Stored data:
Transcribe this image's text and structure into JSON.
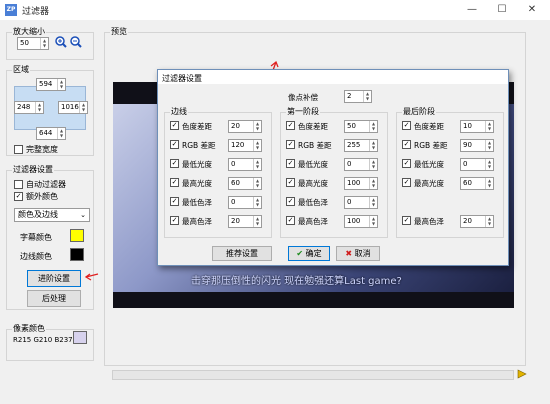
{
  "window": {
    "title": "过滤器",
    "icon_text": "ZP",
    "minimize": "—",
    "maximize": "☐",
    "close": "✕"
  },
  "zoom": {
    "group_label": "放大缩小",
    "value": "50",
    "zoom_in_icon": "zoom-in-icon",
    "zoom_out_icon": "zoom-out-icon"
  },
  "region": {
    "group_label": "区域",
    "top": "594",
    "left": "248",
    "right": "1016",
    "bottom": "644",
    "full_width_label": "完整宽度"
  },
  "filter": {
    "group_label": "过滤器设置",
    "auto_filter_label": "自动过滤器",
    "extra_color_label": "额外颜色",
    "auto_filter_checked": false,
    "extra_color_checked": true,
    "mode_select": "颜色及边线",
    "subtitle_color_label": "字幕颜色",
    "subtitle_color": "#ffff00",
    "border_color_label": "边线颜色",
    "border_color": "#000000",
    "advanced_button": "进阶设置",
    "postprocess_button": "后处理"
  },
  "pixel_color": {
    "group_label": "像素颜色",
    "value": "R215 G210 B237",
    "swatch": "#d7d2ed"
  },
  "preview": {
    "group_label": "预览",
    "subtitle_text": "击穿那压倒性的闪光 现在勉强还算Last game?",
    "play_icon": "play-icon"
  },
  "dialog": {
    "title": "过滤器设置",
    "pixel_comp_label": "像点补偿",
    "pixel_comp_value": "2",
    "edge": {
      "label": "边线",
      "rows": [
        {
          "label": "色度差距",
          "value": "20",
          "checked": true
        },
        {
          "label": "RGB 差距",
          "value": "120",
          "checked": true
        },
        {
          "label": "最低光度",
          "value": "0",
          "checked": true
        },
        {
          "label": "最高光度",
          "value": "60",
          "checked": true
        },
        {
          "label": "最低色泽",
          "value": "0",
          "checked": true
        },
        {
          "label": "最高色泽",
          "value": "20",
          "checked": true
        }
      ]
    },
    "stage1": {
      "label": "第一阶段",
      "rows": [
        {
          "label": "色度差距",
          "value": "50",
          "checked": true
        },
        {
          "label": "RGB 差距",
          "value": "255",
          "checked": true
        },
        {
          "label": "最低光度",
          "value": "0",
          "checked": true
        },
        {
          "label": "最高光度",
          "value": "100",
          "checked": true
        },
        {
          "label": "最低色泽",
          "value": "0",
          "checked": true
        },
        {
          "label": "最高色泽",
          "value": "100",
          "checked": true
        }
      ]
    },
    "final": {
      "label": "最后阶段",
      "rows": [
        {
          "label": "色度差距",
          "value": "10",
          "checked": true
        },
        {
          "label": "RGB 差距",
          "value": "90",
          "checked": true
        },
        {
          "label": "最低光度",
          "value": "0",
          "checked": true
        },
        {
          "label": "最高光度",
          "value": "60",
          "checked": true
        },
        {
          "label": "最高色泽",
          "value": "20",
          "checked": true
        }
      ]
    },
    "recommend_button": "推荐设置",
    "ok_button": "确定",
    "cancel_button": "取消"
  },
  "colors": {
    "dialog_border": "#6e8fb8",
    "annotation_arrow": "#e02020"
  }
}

* * *

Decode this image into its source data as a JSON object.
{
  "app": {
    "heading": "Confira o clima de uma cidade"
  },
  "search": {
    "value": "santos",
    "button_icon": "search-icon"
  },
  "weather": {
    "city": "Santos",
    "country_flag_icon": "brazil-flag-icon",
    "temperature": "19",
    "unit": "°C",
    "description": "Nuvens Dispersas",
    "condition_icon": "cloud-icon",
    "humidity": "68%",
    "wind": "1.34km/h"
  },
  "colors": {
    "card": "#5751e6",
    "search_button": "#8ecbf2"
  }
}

*EXERCISE REQUIREMENTS*:
Identify the lines that contain the string "zoom", and copy every one of them.

*RESULT FOR THIS EXERCISE*:
  "zoom": {
    "zoom_in_icon": "zoom-in-icon",
    "zoom_out_icon": "zoom-out-icon"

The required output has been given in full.